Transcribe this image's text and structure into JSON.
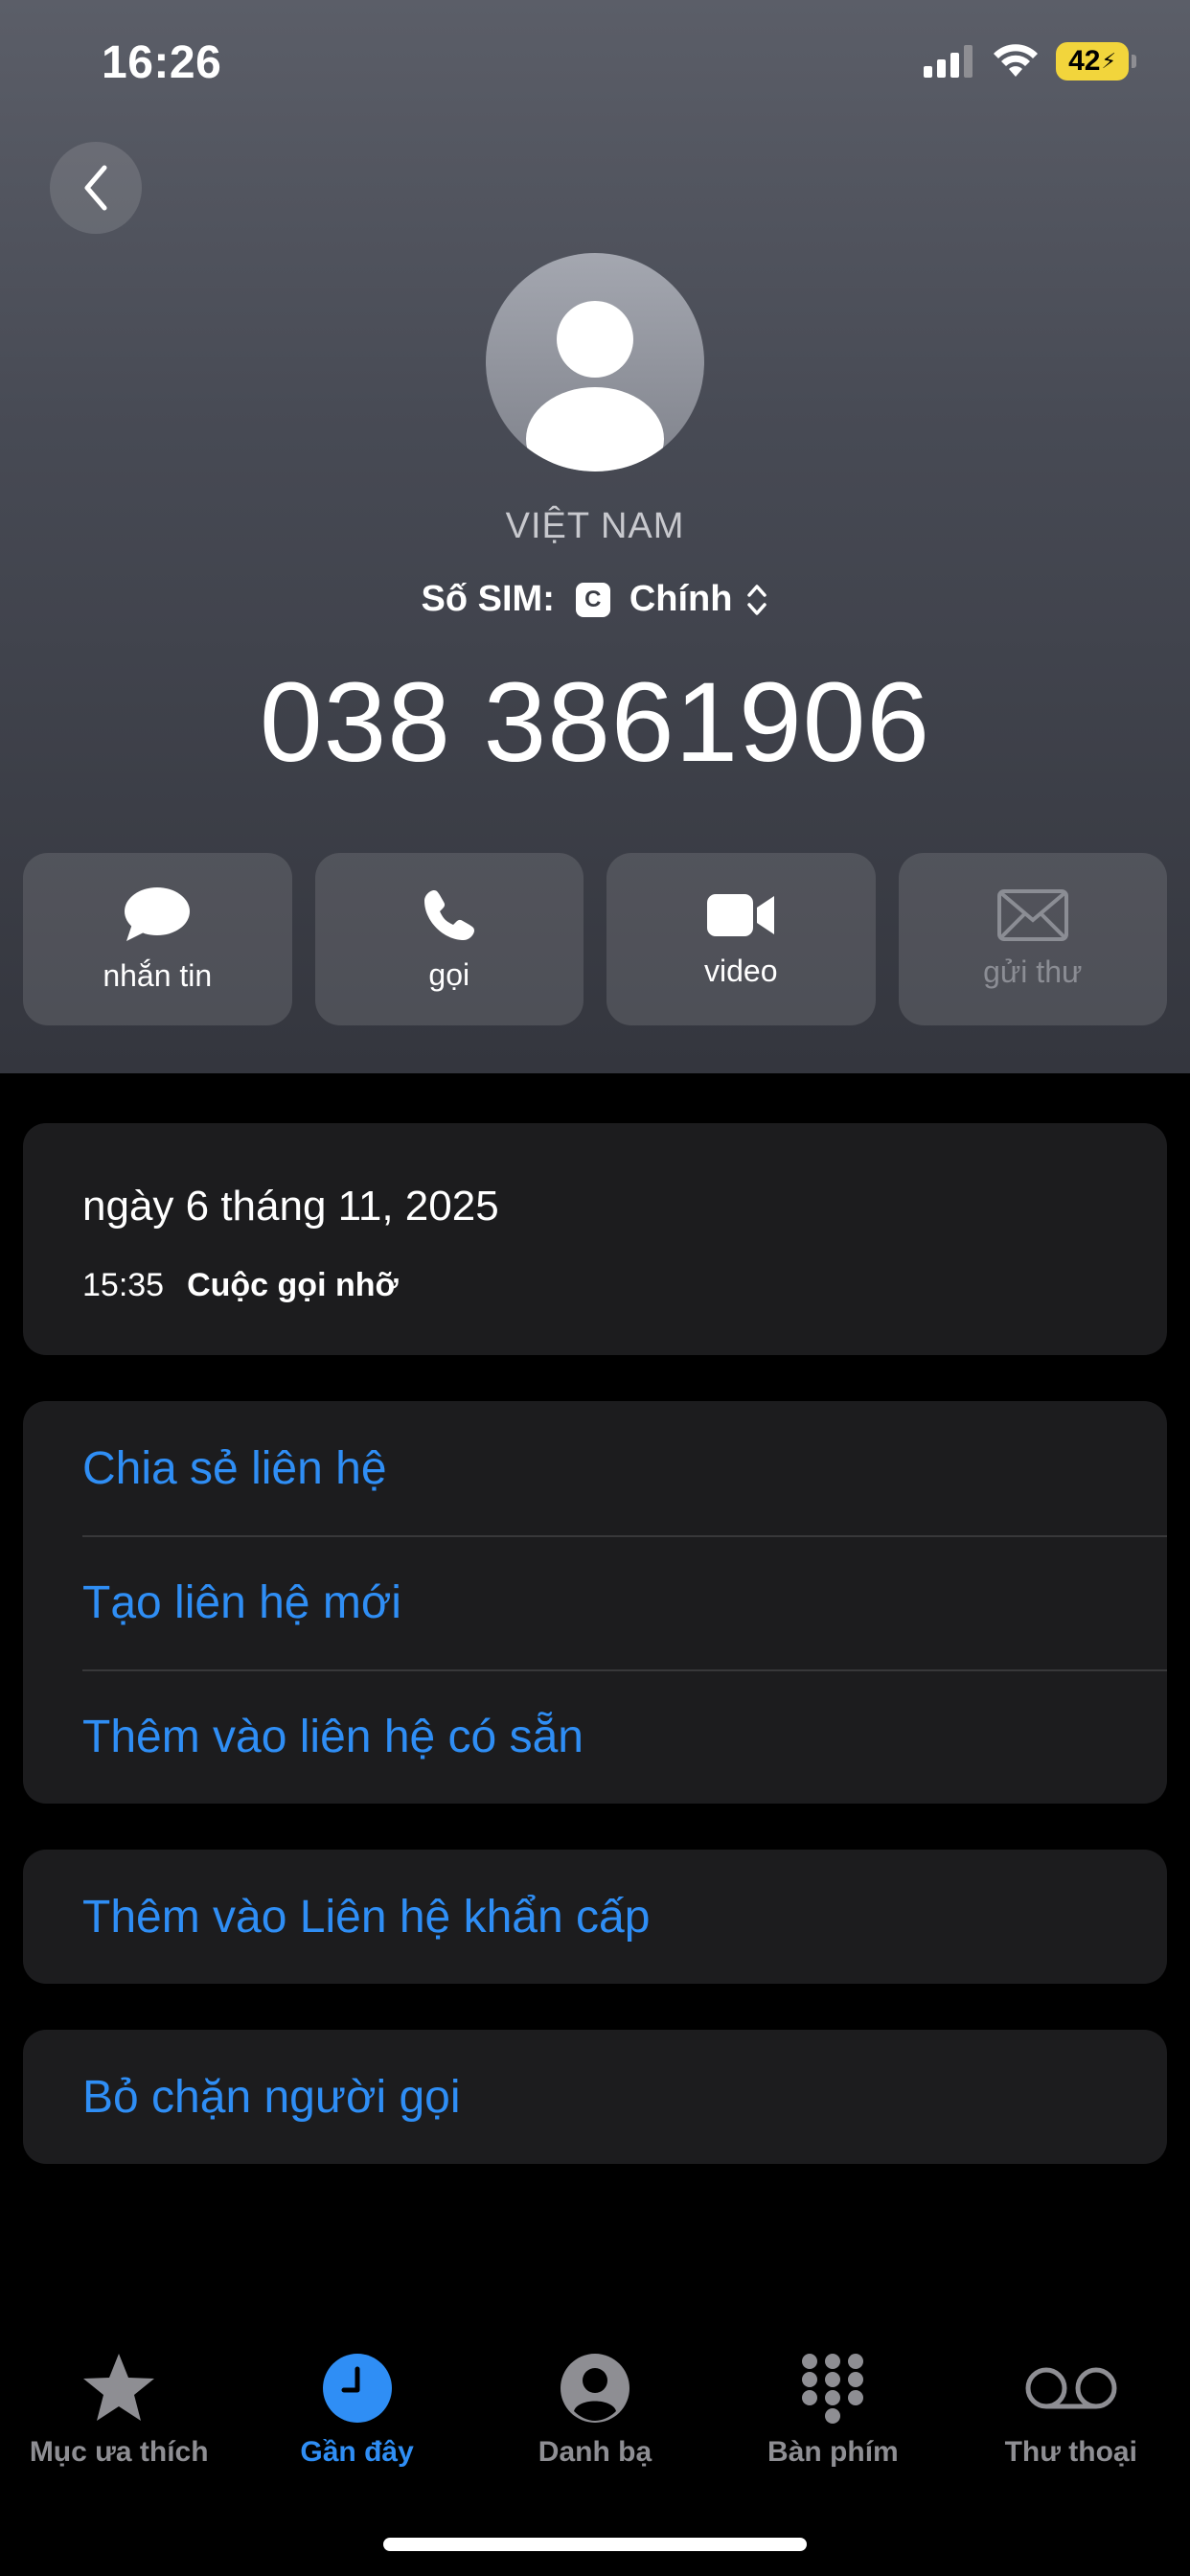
{
  "status": {
    "time": "16:26",
    "battery": "42"
  },
  "contact": {
    "country": "VIỆT NAM",
    "sim_label": "Số SIM:",
    "sim_badge": "C",
    "sim_value": "Chính",
    "phone_number": "038 3861906"
  },
  "actions": [
    {
      "label": "nhắn tin",
      "icon": "message-bubble-icon",
      "enabled": true
    },
    {
      "label": "gọi",
      "icon": "phone-icon",
      "enabled": true
    },
    {
      "label": "video",
      "icon": "video-camera-icon",
      "enabled": true
    },
    {
      "label": "gửi thư",
      "icon": "envelope-icon",
      "enabled": false
    }
  ],
  "recent": {
    "date": "ngày 6 tháng 11, 2025",
    "time": "15:35",
    "type": "Cuộc gọi nhỡ"
  },
  "options": [
    "Chia sẻ liên hệ",
    "Tạo liên hệ mới",
    "Thêm vào liên hệ có sẵn"
  ],
  "emergency_label": "Thêm vào Liên hệ khẩn cấp",
  "unblock_label": "Bỏ chặn người gọi",
  "tabs": [
    {
      "label": "Mục ưa thích",
      "icon": "star-icon",
      "active": false
    },
    {
      "label": "Gần đây",
      "icon": "clock-icon",
      "active": true
    },
    {
      "label": "Danh bạ",
      "icon": "person-circle-icon",
      "active": false
    },
    {
      "label": "Bàn phím",
      "icon": "keypad-icon",
      "active": false
    },
    {
      "label": "Thư thoại",
      "icon": "voicemail-icon",
      "active": false
    }
  ],
  "colors": {
    "accent": "#2f8ef5",
    "card": "#1c1c1e",
    "battery": "#f2d53c"
  }
}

__________

= Brief =
Single out each line of the records above with the string "Thêm" in it, and copy it.

= Exercise solution =
    "Thêm vào liên hệ có sẵn"
  "emergency_label": "Thêm vào Liên hệ khẩn cấp",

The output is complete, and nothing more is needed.